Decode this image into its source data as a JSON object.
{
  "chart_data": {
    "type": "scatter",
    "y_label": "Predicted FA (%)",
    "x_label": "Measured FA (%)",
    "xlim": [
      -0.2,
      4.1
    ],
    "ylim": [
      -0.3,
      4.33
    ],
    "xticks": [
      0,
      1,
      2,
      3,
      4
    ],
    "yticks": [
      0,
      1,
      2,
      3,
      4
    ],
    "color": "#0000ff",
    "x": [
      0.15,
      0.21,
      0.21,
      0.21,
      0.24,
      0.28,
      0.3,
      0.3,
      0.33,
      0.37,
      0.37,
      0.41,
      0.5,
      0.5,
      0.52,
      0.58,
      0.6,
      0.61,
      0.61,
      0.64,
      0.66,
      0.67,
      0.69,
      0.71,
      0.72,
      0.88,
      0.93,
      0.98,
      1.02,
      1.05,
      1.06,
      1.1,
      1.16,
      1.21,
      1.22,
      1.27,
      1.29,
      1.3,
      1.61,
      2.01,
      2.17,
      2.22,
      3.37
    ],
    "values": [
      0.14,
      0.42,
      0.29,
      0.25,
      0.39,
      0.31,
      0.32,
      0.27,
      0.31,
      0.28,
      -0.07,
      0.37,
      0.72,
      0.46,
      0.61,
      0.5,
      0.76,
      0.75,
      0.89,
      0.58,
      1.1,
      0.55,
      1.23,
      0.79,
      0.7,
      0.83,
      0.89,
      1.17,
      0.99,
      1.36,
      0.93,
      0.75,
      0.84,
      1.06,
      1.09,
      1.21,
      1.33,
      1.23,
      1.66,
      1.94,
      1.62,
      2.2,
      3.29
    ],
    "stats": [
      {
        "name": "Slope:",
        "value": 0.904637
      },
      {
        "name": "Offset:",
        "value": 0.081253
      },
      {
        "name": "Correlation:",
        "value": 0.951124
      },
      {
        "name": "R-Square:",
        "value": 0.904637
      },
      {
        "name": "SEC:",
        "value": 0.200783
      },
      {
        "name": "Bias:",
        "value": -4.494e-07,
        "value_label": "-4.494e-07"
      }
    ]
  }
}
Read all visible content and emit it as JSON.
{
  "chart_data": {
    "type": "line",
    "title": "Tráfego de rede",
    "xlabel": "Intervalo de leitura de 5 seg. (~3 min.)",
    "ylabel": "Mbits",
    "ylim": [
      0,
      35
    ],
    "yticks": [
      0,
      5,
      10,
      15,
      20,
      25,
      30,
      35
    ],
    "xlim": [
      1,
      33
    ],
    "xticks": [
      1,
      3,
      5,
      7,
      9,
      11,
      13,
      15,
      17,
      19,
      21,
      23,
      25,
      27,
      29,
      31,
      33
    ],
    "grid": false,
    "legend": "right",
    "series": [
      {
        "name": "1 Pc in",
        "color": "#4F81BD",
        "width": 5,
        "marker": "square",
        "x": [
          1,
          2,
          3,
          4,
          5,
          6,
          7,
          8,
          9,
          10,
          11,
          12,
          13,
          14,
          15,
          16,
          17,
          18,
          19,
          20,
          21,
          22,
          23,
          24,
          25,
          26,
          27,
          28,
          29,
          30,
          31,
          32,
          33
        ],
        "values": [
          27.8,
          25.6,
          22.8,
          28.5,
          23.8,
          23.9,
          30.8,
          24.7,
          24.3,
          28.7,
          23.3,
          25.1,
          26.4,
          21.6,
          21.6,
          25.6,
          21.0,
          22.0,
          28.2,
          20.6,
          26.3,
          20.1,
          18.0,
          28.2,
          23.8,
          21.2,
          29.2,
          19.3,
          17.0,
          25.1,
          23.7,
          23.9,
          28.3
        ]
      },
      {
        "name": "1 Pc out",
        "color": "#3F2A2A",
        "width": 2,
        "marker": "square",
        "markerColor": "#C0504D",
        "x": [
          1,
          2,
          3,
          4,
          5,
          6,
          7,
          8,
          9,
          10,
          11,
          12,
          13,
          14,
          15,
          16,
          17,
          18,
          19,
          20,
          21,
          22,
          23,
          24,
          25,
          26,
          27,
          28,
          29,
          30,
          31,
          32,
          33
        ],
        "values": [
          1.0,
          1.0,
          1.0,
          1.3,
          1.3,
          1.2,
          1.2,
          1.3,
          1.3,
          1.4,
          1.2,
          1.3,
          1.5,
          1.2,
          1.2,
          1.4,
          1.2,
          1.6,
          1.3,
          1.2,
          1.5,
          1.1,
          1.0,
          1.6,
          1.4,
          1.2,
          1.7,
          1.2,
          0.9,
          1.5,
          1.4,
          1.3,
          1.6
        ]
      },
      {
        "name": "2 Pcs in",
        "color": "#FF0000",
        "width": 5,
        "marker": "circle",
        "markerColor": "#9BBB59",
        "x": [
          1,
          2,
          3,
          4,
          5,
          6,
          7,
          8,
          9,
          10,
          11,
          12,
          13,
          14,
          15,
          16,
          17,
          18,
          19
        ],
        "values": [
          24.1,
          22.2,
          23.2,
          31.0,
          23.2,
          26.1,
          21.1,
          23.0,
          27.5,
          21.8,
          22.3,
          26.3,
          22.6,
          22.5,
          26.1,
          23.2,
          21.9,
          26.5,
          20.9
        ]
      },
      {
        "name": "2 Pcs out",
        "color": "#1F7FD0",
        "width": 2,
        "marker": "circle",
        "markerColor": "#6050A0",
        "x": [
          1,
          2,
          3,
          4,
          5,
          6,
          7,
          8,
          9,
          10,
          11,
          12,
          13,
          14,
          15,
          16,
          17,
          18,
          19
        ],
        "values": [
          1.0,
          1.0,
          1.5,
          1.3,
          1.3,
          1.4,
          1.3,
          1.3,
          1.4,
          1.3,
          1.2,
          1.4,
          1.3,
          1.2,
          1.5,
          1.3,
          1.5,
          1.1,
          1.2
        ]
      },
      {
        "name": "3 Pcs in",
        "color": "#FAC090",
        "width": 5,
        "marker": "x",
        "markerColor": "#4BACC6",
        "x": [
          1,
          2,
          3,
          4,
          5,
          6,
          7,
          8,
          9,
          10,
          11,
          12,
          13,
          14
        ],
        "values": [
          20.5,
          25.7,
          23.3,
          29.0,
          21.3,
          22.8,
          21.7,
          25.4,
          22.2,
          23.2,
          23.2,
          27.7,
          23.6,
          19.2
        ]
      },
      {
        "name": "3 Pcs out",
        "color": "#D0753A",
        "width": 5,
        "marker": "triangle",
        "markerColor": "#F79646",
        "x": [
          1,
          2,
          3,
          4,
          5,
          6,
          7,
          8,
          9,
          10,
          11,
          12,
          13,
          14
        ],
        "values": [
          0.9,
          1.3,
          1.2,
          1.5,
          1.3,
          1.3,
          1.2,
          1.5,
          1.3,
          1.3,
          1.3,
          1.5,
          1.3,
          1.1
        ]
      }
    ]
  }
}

-.-.-

Transcribe the data. Leave every line exactly as it is.

Decode this image into its source data as a JSON object.
{
  "chart_data": {
    "type": "scatter",
    "y_label": "Predicted FA (%)",
    "x_label": "Measured FA (%)",
    "xlim": [
      -0.2,
      4.1
    ],
    "ylim": [
      -0.3,
      4.33
    ],
    "xticks": [
      0,
      1,
      2,
      3,
      4
    ],
    "yticks": [
      0,
      1,
      2,
      3,
      4
    ],
    "color": "#0000ff",
    "x": [
      0.15,
      0.21,
      0.21,
      0.21,
      0.24,
      0.28,
      0.3,
      0.3,
      0.33,
      0.37,
      0.37,
      0.41,
      0.5,
      0.5,
      0.52,
      0.58,
      0.6,
      0.61,
      0.61,
      0.64,
      0.66,
      0.67,
      0.69,
      0.71,
      0.72,
      0.88,
      0.93,
      0.98,
      1.02,
      1.05,
      1.06,
      1.1,
      1.16,
      1.21,
      1.22,
      1.27,
      1.29,
      1.3,
      1.61,
      2.01,
      2.17,
      2.22,
      3.37
    ],
    "values": [
      0.14,
      0.42,
      0.29,
      0.25,
      0.39,
      0.31,
      0.32,
      0.27,
      0.31,
      0.28,
      -0.07,
      0.37,
      0.72,
      0.46,
      0.61,
      0.5,
      0.76,
      0.75,
      0.89,
      0.58,
      1.1,
      0.55,
      1.23,
      0.79,
      0.7,
      0.83,
      0.89,
      1.17,
      0.99,
      1.36,
      0.93,
      0.75,
      0.84,
      1.06,
      1.09,
      1.21,
      1.33,
      1.23,
      1.66,
      1.94,
      1.62,
      2.2,
      3.29
    ],
    "stats": [
      {
        "name": "Slope:",
        "value": 0.904637
      },
      {
        "name": "Offset:",
        "value": 0.081253
      },
      {
        "name": "Correlation:",
        "value": 0.951124
      },
      {
        "name": "R-Square:",
        "value": 0.904637
      },
      {
        "name": "SEC:",
        "value": 0.200783
      },
      {
        "name": "Bias:",
        "value": -4.494e-07,
        "value_label": "-4.494e-07"
      }
    ]
  }
}
Read all visible content and emit it as JSON.
{
  "chart_data": {
    "type": "line",
    "title": "Tráfego de rede",
    "xlabel": "Intervalo de leitura de 5 seg. (~3 min.)",
    "ylabel": "Mbits",
    "ylim": [
      0,
      35
    ],
    "yticks": [
      0,
      5,
      10,
      15,
      20,
      25,
      30,
      35
    ],
    "xlim": [
      1,
      33
    ],
    "xticks": [
      1,
      3,
      5,
      7,
      9,
      11,
      13,
      15,
      17,
      19,
      21,
      23,
      25,
      27,
      29,
      31,
      33
    ],
    "grid": false,
    "legend": "right",
    "series": [
      {
        "name": "1 Pc in",
        "color": "#4F81BD",
        "width": 5,
        "marker": "square",
        "x": [
          1,
          2,
          3,
          4,
          5,
          6,
          7,
          8,
          9,
          10,
          11,
          12,
          13,
          14,
          15,
          16,
          17,
          18,
          19,
          20,
          21,
          22,
          23,
          24,
          25,
          26,
          27,
          28,
          29,
          30,
          31,
          32,
          33
        ],
        "values": [
          27.8,
          25.6,
          22.8,
          28.5,
          23.8,
          23.9,
          30.8,
          24.7,
          24.3,
          28.7,
          23.3,
          25.1,
          26.4,
          21.6,
          21.6,
          25.6,
          21.0,
          22.0,
          28.2,
          20.6,
          26.3,
          20.1,
          18.0,
          28.2,
          23.8,
          21.2,
          29.2,
          19.3,
          17.0,
          25.1,
          23.7,
          23.9,
          28.3
        ]
      },
      {
        "name": "1 Pc out",
        "color": "#3F2A2A",
        "width": 2,
        "marker": "square",
        "markerColor": "#C0504D",
        "x": [
          1,
          2,
          3,
          4,
          5,
          6,
          7,
          8,
          9,
          10,
          11,
          12,
          13,
          14,
          15,
          16,
          17,
          18,
          19,
          20,
          21,
          22,
          23,
          24,
          25,
          26,
          27,
          28,
          29,
          30,
          31,
          32,
          33
        ],
        "values": [
          1.0,
          1.0,
          1.0,
          1.3,
          1.3,
          1.2,
          1.2,
          1.3,
          1.3,
          1.4,
          1.2,
          1.3,
          1.5,
          1.2,
          1.2,
          1.4,
          1.2,
          1.6,
          1.3,
          1.2,
          1.5,
          1.1,
          1.0,
          1.6,
          1.4,
          1.2,
          1.7,
          1.2,
          0.9,
          1.5,
          1.4,
          1.3,
          1.6
        ]
      },
      {
        "name": "2 Pcs in",
        "color": "#FF0000",
        "width": 5,
        "marker": "circle",
        "markerColor": "#9BBB59",
        "x": [
          1,
          2,
          3,
          4,
          5,
          6,
          7,
          8,
          9,
          10,
          11,
          12,
          13,
          14,
          15,
          16,
          17,
          18,
          19
        ],
        "values": [
          24.1,
          22.2,
          23.2,
          31.0,
          23.2,
          26.1,
          21.1,
          23.0,
          27.5,
          21.8,
          22.3,
          26.3,
          22.6,
          22.5,
          26.1,
          23.2,
          21.9,
          26.5,
          20.9
        ]
      },
      {
        "name": "2 Pcs out",
        "color": "#1F7FD0",
        "width": 2,
        "marker": "circle",
        "markerColor": "#6050A0",
        "x": [
          1,
          2,
          3,
          4,
          5,
          6,
          7,
          8,
          9,
          10,
          11,
          12,
          13,
          14,
          15,
          16,
          17,
          18,
          19
        ],
        "values": [
          1.0,
          1.0,
          1.5,
          1.3,
          1.3,
          1.4,
          1.3,
          1.3,
          1.4,
          1.3,
          1.2,
          1.4,
          1.3,
          1.2,
          1.5,
          1.3,
          1.5,
          1.1,
          1.2
        ]
      },
      {
        "name": "3 Pcs in",
        "color": "#FAC090",
        "width": 5,
        "marker": "x",
        "markerColor": "#4BACC6",
        "x": [
          1,
          2,
          3,
          4,
          5,
          6,
          7,
          8,
          9,
          10,
          11,
          12,
          13,
          14
        ],
        "values": [
          20.5,
          25.7,
          23.3,
          29.0,
          21.3,
          22.8,
          21.7,
          25.4,
          22.2,
          23.2,
          23.2,
          27.7,
          23.6,
          19.2
        ]
      },
      {
        "name": "3 Pcs out",
        "color": "#D0753A",
        "width": 5,
        "marker": "triangle",
        "markerColor": "#F79646",
        "x": [
          1,
          2,
          3,
          4,
          5,
          6,
          7,
          8,
          9,
          10,
          11,
          12,
          13,
          14
        ],
        "values": [
          0.9,
          1.3,
          1.2,
          1.5,
          1.3,
          1.3,
          1.2,
          1.5,
          1.3,
          1.3,
          1.3,
          1.5,
          1.3,
          1.1
        ]
      }
    ]
  }
}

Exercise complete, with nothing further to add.